§ Items

※

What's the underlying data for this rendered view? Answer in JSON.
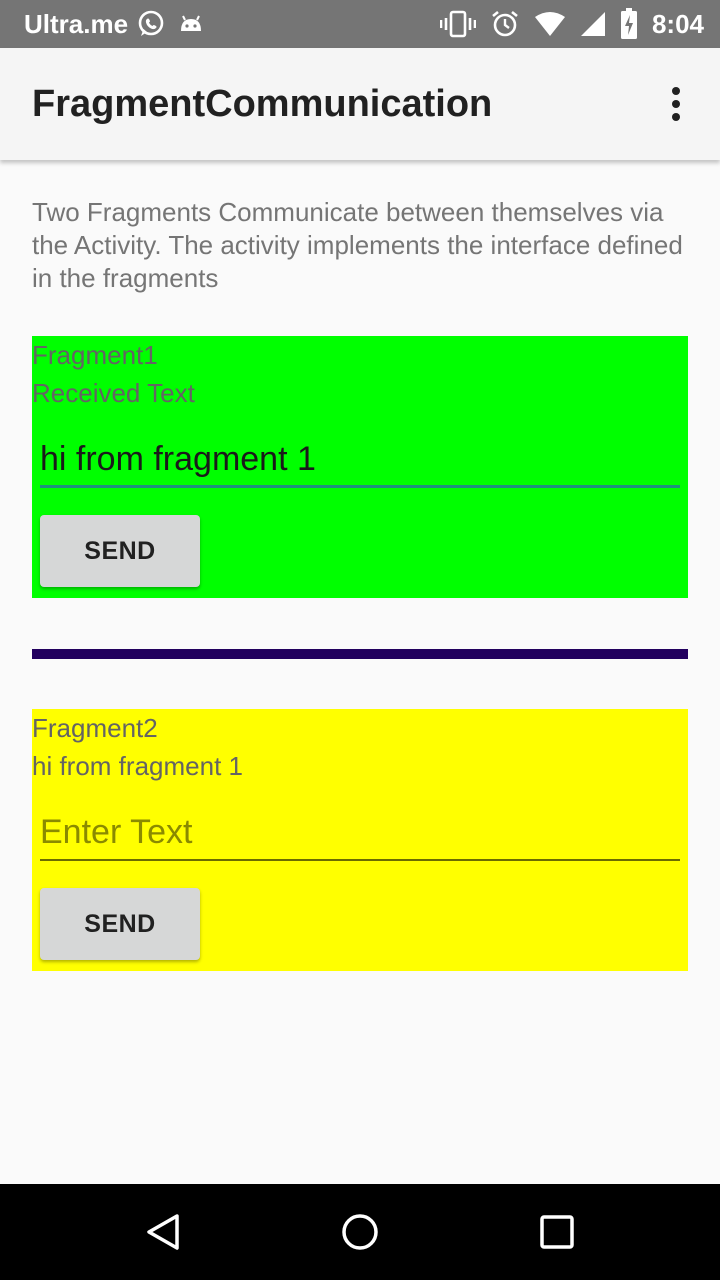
{
  "status_bar": {
    "carrier": "Ultra.me",
    "time": "8:04",
    "icons": [
      "whatsapp-icon",
      "android-icon",
      "vibrate-icon",
      "alarm-icon",
      "wifi-icon",
      "signal-icon",
      "battery-icon"
    ]
  },
  "app_bar": {
    "title": "FragmentCommunication",
    "overflow_icon": "more-vert-icon"
  },
  "description": "Two Fragments Communicate between themselves via the Activity. The activity implements the interface defined in the fragments",
  "fragment1": {
    "title": "Fragment1",
    "received_text": "Received Text",
    "input_value": "hi from fragment 1",
    "input_placeholder": "",
    "send_label": "SEND",
    "background": "#00ff00"
  },
  "divider_color": "#22005e",
  "fragment2": {
    "title": "Fragment2",
    "received_text": "hi from fragment 1",
    "input_value": "",
    "input_placeholder": "Enter Text",
    "send_label": "SEND",
    "background": "#ffff00"
  },
  "nav_bar": {
    "icons": [
      "back-icon",
      "home-icon",
      "recents-icon"
    ]
  }
}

※

§ What is being asked
Pictures are excluded; output everything else in the data verbatim.

§ Exercise result
What's the underlying data for this rendered view? Answer in JSON.
{
  "status_bar": {
    "carrier": "Ultra.me",
    "time": "8:04",
    "icons": [
      "whatsapp-icon",
      "android-icon",
      "vibrate-icon",
      "alarm-icon",
      "wifi-icon",
      "signal-icon",
      "battery-icon"
    ]
  },
  "app_bar": {
    "title": "FragmentCommunication",
    "overflow_icon": "more-vert-icon"
  },
  "description": "Two Fragments Communicate between themselves via the Activity. The activity implements the interface defined in the fragments",
  "fragment1": {
    "title": "Fragment1",
    "received_text": "Received Text",
    "input_value": "hi from fragment 1",
    "input_placeholder": "",
    "send_label": "SEND",
    "background": "#00ff00"
  },
  "divider_color": "#22005e",
  "fragment2": {
    "title": "Fragment2",
    "received_text": "hi from fragment 1",
    "input_value": "",
    "input_placeholder": "Enter Text",
    "send_label": "SEND",
    "background": "#ffff00"
  },
  "nav_bar": {
    "icons": [
      "back-icon",
      "home-icon",
      "recents-icon"
    ]
  }
}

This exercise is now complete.